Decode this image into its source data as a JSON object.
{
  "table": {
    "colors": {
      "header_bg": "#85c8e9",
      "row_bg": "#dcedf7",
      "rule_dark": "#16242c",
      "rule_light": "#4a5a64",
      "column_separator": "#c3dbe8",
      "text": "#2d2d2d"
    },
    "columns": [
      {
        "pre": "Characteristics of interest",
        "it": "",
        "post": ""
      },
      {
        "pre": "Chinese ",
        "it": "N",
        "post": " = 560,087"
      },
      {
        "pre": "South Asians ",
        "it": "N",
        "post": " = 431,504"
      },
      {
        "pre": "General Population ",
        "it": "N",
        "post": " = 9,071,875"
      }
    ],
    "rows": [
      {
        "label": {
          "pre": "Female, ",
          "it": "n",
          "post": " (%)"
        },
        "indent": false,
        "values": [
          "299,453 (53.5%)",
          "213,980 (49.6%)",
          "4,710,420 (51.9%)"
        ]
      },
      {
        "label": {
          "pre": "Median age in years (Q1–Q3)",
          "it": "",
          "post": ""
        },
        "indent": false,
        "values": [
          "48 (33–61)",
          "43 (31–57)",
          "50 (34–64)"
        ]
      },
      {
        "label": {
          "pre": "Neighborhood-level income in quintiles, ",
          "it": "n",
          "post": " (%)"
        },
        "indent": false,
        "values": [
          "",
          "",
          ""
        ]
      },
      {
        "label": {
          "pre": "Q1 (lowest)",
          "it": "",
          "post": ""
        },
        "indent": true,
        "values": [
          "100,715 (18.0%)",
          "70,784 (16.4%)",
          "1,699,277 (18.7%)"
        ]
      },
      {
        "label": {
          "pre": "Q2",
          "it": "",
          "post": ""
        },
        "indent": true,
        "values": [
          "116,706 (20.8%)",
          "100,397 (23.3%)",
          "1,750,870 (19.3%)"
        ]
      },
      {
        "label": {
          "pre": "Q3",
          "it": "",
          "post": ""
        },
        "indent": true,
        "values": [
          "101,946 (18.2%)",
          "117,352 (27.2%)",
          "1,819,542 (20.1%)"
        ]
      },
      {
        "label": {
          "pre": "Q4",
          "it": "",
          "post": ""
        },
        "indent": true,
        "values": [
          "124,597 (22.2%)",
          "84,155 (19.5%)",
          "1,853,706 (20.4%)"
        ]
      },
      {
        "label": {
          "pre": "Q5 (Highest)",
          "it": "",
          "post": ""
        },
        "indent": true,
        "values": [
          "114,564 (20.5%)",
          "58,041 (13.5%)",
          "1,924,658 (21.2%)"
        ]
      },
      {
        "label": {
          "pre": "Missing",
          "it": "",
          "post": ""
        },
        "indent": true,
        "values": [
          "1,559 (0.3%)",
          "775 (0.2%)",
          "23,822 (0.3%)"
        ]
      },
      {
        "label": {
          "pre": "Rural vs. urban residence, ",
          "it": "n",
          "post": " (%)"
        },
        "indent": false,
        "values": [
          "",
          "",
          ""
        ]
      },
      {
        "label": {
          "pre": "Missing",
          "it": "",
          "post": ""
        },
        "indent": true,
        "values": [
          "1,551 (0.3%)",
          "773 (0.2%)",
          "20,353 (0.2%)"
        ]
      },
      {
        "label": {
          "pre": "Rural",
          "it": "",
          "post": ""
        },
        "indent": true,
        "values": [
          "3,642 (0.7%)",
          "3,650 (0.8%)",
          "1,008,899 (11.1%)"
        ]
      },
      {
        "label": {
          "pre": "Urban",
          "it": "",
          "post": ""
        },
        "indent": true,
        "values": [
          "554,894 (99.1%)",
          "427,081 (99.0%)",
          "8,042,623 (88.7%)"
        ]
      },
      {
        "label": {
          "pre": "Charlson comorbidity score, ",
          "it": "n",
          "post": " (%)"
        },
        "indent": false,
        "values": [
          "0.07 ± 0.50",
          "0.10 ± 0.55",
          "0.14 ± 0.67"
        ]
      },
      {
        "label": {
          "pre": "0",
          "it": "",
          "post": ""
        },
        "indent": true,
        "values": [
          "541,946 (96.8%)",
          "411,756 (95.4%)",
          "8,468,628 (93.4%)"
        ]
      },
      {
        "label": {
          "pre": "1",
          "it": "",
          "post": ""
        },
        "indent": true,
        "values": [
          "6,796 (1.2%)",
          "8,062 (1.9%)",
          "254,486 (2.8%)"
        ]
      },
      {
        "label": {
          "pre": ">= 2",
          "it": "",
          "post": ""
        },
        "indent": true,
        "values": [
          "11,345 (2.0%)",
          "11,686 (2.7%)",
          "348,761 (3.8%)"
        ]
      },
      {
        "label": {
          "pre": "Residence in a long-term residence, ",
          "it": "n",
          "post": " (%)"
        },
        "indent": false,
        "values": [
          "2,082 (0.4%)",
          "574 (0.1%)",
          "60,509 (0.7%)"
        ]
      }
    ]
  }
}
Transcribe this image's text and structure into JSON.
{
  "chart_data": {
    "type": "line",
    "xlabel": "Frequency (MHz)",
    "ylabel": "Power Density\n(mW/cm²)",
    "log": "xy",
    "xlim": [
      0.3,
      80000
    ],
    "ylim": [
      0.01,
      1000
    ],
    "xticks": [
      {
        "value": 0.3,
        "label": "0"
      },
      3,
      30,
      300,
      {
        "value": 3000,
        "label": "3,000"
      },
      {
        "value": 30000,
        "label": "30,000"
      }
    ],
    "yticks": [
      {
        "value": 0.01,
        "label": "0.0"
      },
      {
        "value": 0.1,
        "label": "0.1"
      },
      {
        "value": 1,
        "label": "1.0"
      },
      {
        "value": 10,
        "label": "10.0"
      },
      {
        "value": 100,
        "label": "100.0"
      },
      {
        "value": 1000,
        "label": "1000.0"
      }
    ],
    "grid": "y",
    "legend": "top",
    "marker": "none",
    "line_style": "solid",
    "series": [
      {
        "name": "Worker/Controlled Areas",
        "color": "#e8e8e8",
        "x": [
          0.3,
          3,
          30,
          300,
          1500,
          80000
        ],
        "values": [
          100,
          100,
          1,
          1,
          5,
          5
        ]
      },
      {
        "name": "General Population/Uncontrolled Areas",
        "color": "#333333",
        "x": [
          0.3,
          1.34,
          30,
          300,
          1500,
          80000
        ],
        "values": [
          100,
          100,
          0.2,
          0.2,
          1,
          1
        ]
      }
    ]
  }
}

■ ■ ■ ■

• _Task goal_
Set down the entries verbatim, leaving none out.

• _Finished exercise_
Decode this image into its source data as a JSON object.
{
  "table": {
    "colors": {
      "header_bg": "#85c8e9",
      "row_bg": "#dcedf7",
      "rule_dark": "#16242c",
      "rule_light": "#4a5a64",
      "column_separator": "#c3dbe8",
      "text": "#2d2d2d"
    },
    "columns": [
      {
        "pre": "Characteristics of interest",
        "it": "",
        "post": ""
      },
      {
        "pre": "Chinese ",
        "it": "N",
        "post": " = 560,087"
      },
      {
        "pre": "South Asians ",
        "it": "N",
        "post": " = 431,504"
      },
      {
        "pre": "General Population ",
        "it": "N",
        "post": " = 9,071,875"
      }
    ],
    "rows": [
      {
        "label": {
          "pre": "Female, ",
          "it": "n",
          "post": " (%)"
        },
        "indent": false,
        "values": [
          "299,453 (53.5%)",
          "213,980 (49.6%)",
          "4,710,420 (51.9%)"
        ]
      },
      {
        "label": {
          "pre": "Median age in years (Q1–Q3)",
          "it": "",
          "post": ""
        },
        "indent": false,
        "values": [
          "48 (33–61)",
          "43 (31–57)",
          "50 (34–64)"
        ]
      },
      {
        "label": {
          "pre": "Neighborhood-level income in quintiles, ",
          "it": "n",
          "post": " (%)"
        },
        "indent": false,
        "values": [
          "",
          "",
          ""
        ]
      },
      {
        "label": {
          "pre": "Q1 (lowest)",
          "it": "",
          "post": ""
        },
        "indent": true,
        "values": [
          "100,715 (18.0%)",
          "70,784 (16.4%)",
          "1,699,277 (18.7%)"
        ]
      },
      {
        "label": {
          "pre": "Q2",
          "it": "",
          "post": ""
        },
        "indent": true,
        "values": [
          "116,706 (20.8%)",
          "100,397 (23.3%)",
          "1,750,870 (19.3%)"
        ]
      },
      {
        "label": {
          "pre": "Q3",
          "it": "",
          "post": ""
        },
        "indent": true,
        "values": [
          "101,946 (18.2%)",
          "117,352 (27.2%)",
          "1,819,542 (20.1%)"
        ]
      },
      {
        "label": {
          "pre": "Q4",
          "it": "",
          "post": ""
        },
        "indent": true,
        "values": [
          "124,597 (22.2%)",
          "84,155 (19.5%)",
          "1,853,706 (20.4%)"
        ]
      },
      {
        "label": {
          "pre": "Q5 (Highest)",
          "it": "",
          "post": ""
        },
        "indent": true,
        "values": [
          "114,564 (20.5%)",
          "58,041 (13.5%)",
          "1,924,658 (21.2%)"
        ]
      },
      {
        "label": {
          "pre": "Missing",
          "it": "",
          "post": ""
        },
        "indent": true,
        "values": [
          "1,559 (0.3%)",
          "775 (0.2%)",
          "23,822 (0.3%)"
        ]
      },
      {
        "label": {
          "pre": "Rural vs. urban residence, ",
          "it": "n",
          "post": " (%)"
        },
        "indent": false,
        "values": [
          "",
          "",
          ""
        ]
      },
      {
        "label": {
          "pre": "Missing",
          "it": "",
          "post": ""
        },
        "indent": true,
        "values": [
          "1,551 (0.3%)",
          "773 (0.2%)",
          "20,353 (0.2%)"
        ]
      },
      {
        "label": {
          "pre": "Rural",
          "it": "",
          "post": ""
        },
        "indent": true,
        "values": [
          "3,642 (0.7%)",
          "3,650 (0.8%)",
          "1,008,899 (11.1%)"
        ]
      },
      {
        "label": {
          "pre": "Urban",
          "it": "",
          "post": ""
        },
        "indent": true,
        "values": [
          "554,894 (99.1%)",
          "427,081 (99.0%)",
          "8,042,623 (88.7%)"
        ]
      },
      {
        "label": {
          "pre": "Charlson comorbidity score, ",
          "it": "n",
          "post": " (%)"
        },
        "indent": false,
        "values": [
          "0.07 ± 0.50",
          "0.10 ± 0.55",
          "0.14 ± 0.67"
        ]
      },
      {
        "label": {
          "pre": "0",
          "it": "",
          "post": ""
        },
        "indent": true,
        "values": [
          "541,946 (96.8%)",
          "411,756 (95.4%)",
          "8,468,628 (93.4%)"
        ]
      },
      {
        "label": {
          "pre": "1",
          "it": "",
          "post": ""
        },
        "indent": true,
        "values": [
          "6,796 (1.2%)",
          "8,062 (1.9%)",
          "254,486 (2.8%)"
        ]
      },
      {
        "label": {
          "pre": ">= 2",
          "it": "",
          "post": ""
        },
        "indent": true,
        "values": [
          "11,345 (2.0%)",
          "11,686 (2.7%)",
          "348,761 (3.8%)"
        ]
      },
      {
        "label": {
          "pre": "Residence in a long-term residence, ",
          "it": "n",
          "post": " (%)"
        },
        "indent": false,
        "values": [
          "2,082 (0.4%)",
          "574 (0.1%)",
          "60,509 (0.7%)"
        ]
      }
    ]
  }
}
Transcribe this image's text and structure into JSON.
{
  "chart_data": {
    "type": "line",
    "xlabel": "Frequency (MHz)",
    "ylabel": "Power Density\n(mW/cm²)",
    "log": "xy",
    "xlim": [
      0.3,
      80000
    ],
    "ylim": [
      0.01,
      1000
    ],
    "xticks": [
      {
        "value": 0.3,
        "label": "0"
      },
      3,
      30,
      300,
      {
        "value": 3000,
        "label": "3,000"
      },
      {
        "value": 30000,
        "label": "30,000"
      }
    ],
    "yticks": [
      {
        "value": 0.01,
        "label": "0.0"
      },
      {
        "value": 0.1,
        "label": "0.1"
      },
      {
        "value": 1,
        "label": "1.0"
      },
      {
        "value": 10,
        "label": "10.0"
      },
      {
        "value": 100,
        "label": "100.0"
      },
      {
        "value": 1000,
        "label": "1000.0"
      }
    ],
    "grid": "y",
    "legend": "top",
    "marker": "none",
    "line_style": "solid",
    "series": [
      {
        "name": "Worker/Controlled Areas",
        "color": "#e8e8e8",
        "x": [
          0.3,
          3,
          30,
          300,
          1500,
          80000
        ],
        "values": [
          100,
          100,
          1,
          1,
          5,
          5
        ]
      },
      {
        "name": "General Population/Uncontrolled Areas",
        "color": "#333333",
        "x": [
          0.3,
          1.34,
          30,
          300,
          1500,
          80000
        ],
        "values": [
          100,
          100,
          0.2,
          0.2,
          1,
          1
        ]
      }
    ]
  }
}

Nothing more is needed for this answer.